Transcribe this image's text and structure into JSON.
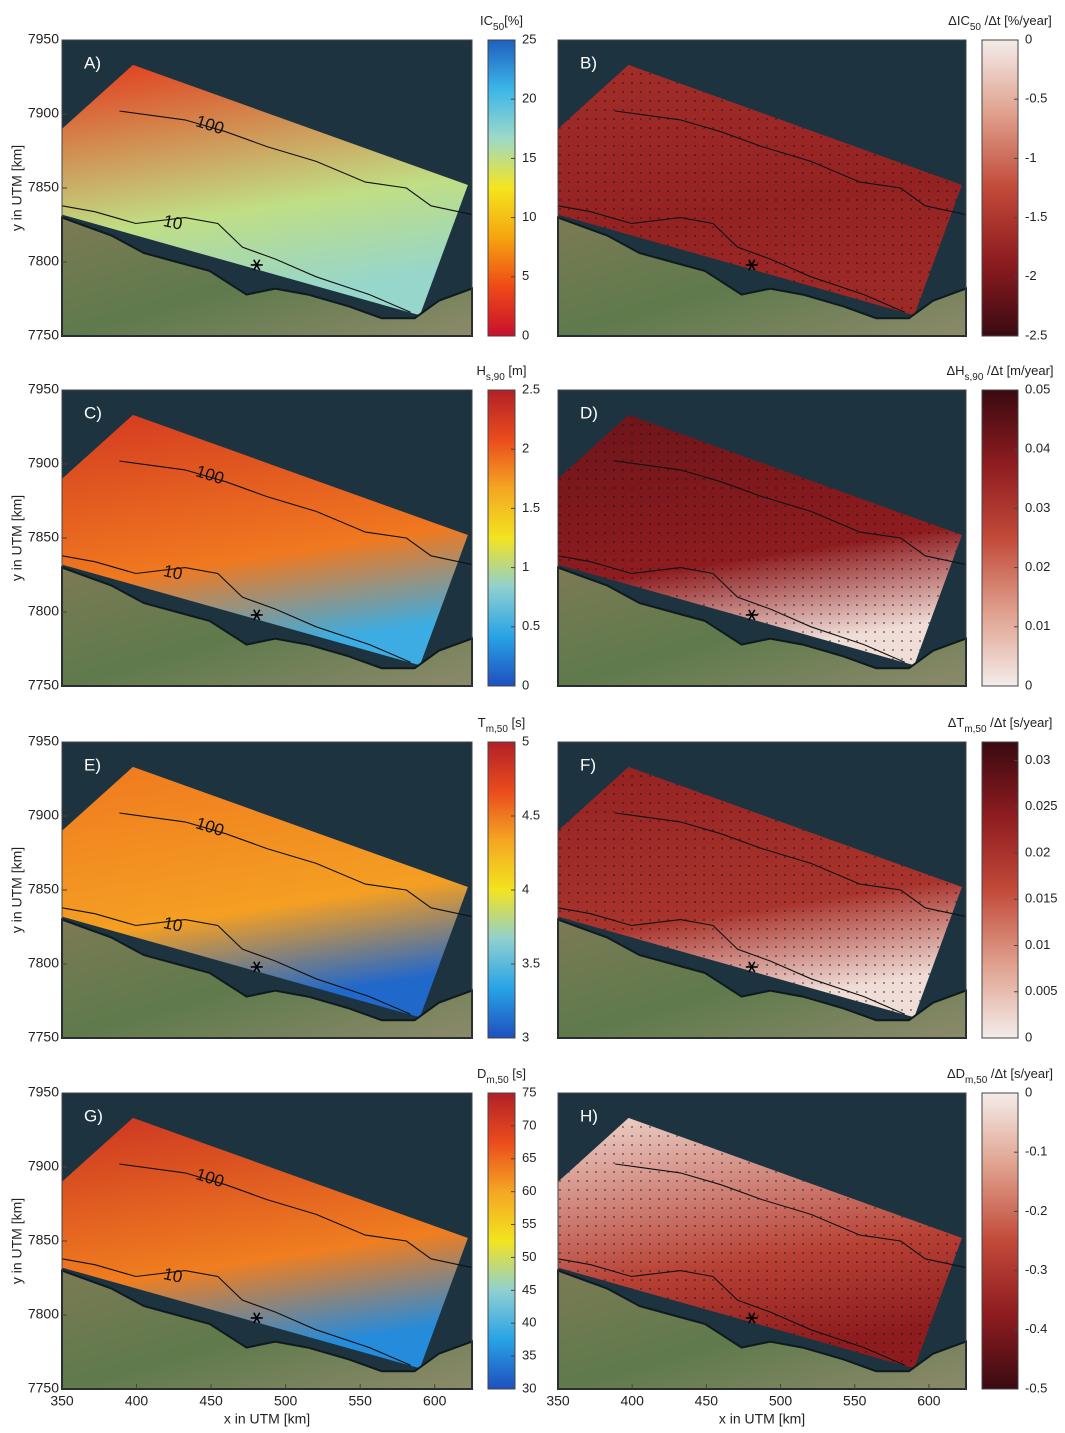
{
  "chart_data": [
    {
      "type": "map",
      "label": "A)",
      "xlim": [
        350,
        625
      ],
      "ylim": [
        7750,
        7950
      ],
      "yticks": [
        7750,
        7800,
        7850,
        7900,
        7950
      ],
      "ylabel": "y in UTM [km]",
      "contour_labels": [
        "100",
        "10"
      ],
      "colorbar": {
        "title": {
          "main": "IC",
          "sub": "50",
          "unit": "[%]"
        },
        "lim": [
          0,
          25
        ],
        "ticks": [
          0,
          5,
          10,
          15,
          20,
          25
        ],
        "colormap": [
          "#c8102e",
          "#ef4a16",
          "#f5a50f",
          "#f4e51e",
          "#9ed9c8",
          "#3cb6e8",
          "#1f5fbf"
        ]
      }
    },
    {
      "type": "map",
      "label": "B)",
      "xlim": [
        350,
        625
      ],
      "ylim": [
        7750,
        7950
      ],
      "stippled": true,
      "colorbar": {
        "title": {
          "main": "ΔIC",
          "sub": "50",
          "unit": " /Δt [%/year]"
        },
        "lim": [
          -2.5,
          0
        ],
        "ticks": [
          -2.5,
          -2,
          -1.5,
          -1,
          -0.5,
          0
        ],
        "colormap": [
          "#3a0a12",
          "#8e1c1f",
          "#c24a3a",
          "#dfa08c",
          "#f4ecea"
        ]
      }
    },
    {
      "type": "map",
      "label": "C)",
      "xlim": [
        350,
        625
      ],
      "ylim": [
        7750,
        7950
      ],
      "yticks": [
        7750,
        7800,
        7850,
        7900,
        7950
      ],
      "ylabel": "y in UTM [km]",
      "contour_labels": [
        "100",
        "10"
      ],
      "colorbar": {
        "title": {
          "main": "H",
          "sub": "s,90",
          "unit": " [m]"
        },
        "lim": [
          0,
          2.5
        ],
        "ticks": [
          0,
          0.5,
          1,
          1.5,
          2,
          2.5
        ],
        "colormap": [
          "#1f4fbf",
          "#27a3e6",
          "#8fd0d0",
          "#f2e41f",
          "#f5a623",
          "#ea4c1c",
          "#b22028"
        ]
      }
    },
    {
      "type": "map",
      "label": "D)",
      "xlim": [
        350,
        625
      ],
      "ylim": [
        7750,
        7950
      ],
      "stippled": true,
      "colorbar": {
        "title": {
          "main": "ΔH",
          "sub": "s,90",
          "unit": " /Δt [m/year]"
        },
        "lim": [
          0,
          0.05
        ],
        "ticks": [
          0,
          0.01,
          0.02,
          0.03,
          0.04,
          0.05
        ],
        "colormap": [
          "#f4ecea",
          "#dfa08c",
          "#c24a3a",
          "#8e1c1f",
          "#3a0a12"
        ]
      }
    },
    {
      "type": "map",
      "label": "E)",
      "xlim": [
        350,
        625
      ],
      "ylim": [
        7750,
        7950
      ],
      "yticks": [
        7750,
        7800,
        7850,
        7900,
        7950
      ],
      "ylabel": "y in UTM [km]",
      "contour_labels": [
        "100",
        "10"
      ],
      "colorbar": {
        "title": {
          "main": "T",
          "sub": "m,50",
          "unit": " [s]"
        },
        "lim": [
          3,
          5
        ],
        "ticks": [
          3,
          3.5,
          4,
          4.5,
          5
        ],
        "colormap": [
          "#1f4fbf",
          "#27a3e6",
          "#8fd0d0",
          "#f2e41f",
          "#f5a623",
          "#ea4c1c",
          "#b22028"
        ]
      }
    },
    {
      "type": "map",
      "label": "F)",
      "xlim": [
        350,
        625
      ],
      "ylim": [
        7750,
        7950
      ],
      "stippled": true,
      "colorbar": {
        "title": {
          "main": "ΔT",
          "sub": "m,50",
          "unit": " /Δt [s/year]"
        },
        "lim": [
          0,
          0.032
        ],
        "ticks": [
          0,
          0.005,
          0.01,
          0.015,
          0.02,
          0.025,
          0.03
        ],
        "colormap": [
          "#f4ecea",
          "#dfa08c",
          "#c24a3a",
          "#8e1c1f",
          "#3a0a12"
        ]
      }
    },
    {
      "type": "map",
      "label": "G)",
      "xlim": [
        350,
        625
      ],
      "ylim": [
        7750,
        7950
      ],
      "yticks": [
        7750,
        7800,
        7850,
        7900,
        7950
      ],
      "ylabel": "y in UTM [km]",
      "xticks": [
        350,
        400,
        450,
        500,
        550,
        600
      ],
      "xlabel": "x in UTM [km]",
      "contour_labels": [
        "100",
        "10"
      ],
      "colorbar": {
        "title": {
          "main": "D",
          "sub": "m,50",
          "unit": " [s]"
        },
        "lim": [
          30,
          75
        ],
        "ticks": [
          30,
          35,
          40,
          45,
          50,
          55,
          60,
          65,
          70,
          75
        ],
        "colormap": [
          "#1f4fbf",
          "#27a3e6",
          "#8fd0d0",
          "#f2e41f",
          "#f5a623",
          "#ea4c1c",
          "#b22028"
        ]
      }
    },
    {
      "type": "map",
      "label": "H)",
      "xlim": [
        350,
        625
      ],
      "ylim": [
        7750,
        7950
      ],
      "stippled": true,
      "xticks": [
        350,
        400,
        450,
        500,
        550,
        600
      ],
      "xlabel": "x in UTM [km]",
      "colorbar": {
        "title": {
          "main": "ΔD",
          "sub": "m,50",
          "unit": " /Δt [s/year]"
        },
        "lim": [
          -0.5,
          0
        ],
        "ticks": [
          -0.5,
          -0.4,
          -0.3,
          -0.2,
          -0.1,
          0
        ],
        "colormap": [
          "#3a0a12",
          "#8e1c1f",
          "#c24a3a",
          "#dfa08c",
          "#f4ecea"
        ]
      }
    }
  ]
}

+ + + +

Goal of the exercise ▸ Locate the lines above that contain "unit" and copy them.

Solution to this problem ▸
          "unit": "[%]"
          "unit": " /Δt [%/year]"
          "unit": " [m]"
          "unit": " /Δt [m/year]"
          "unit": " [s]"
          "unit": " /Δt [s/year]"
          "unit": " [s]"
          "unit": " /Δt [s/year]"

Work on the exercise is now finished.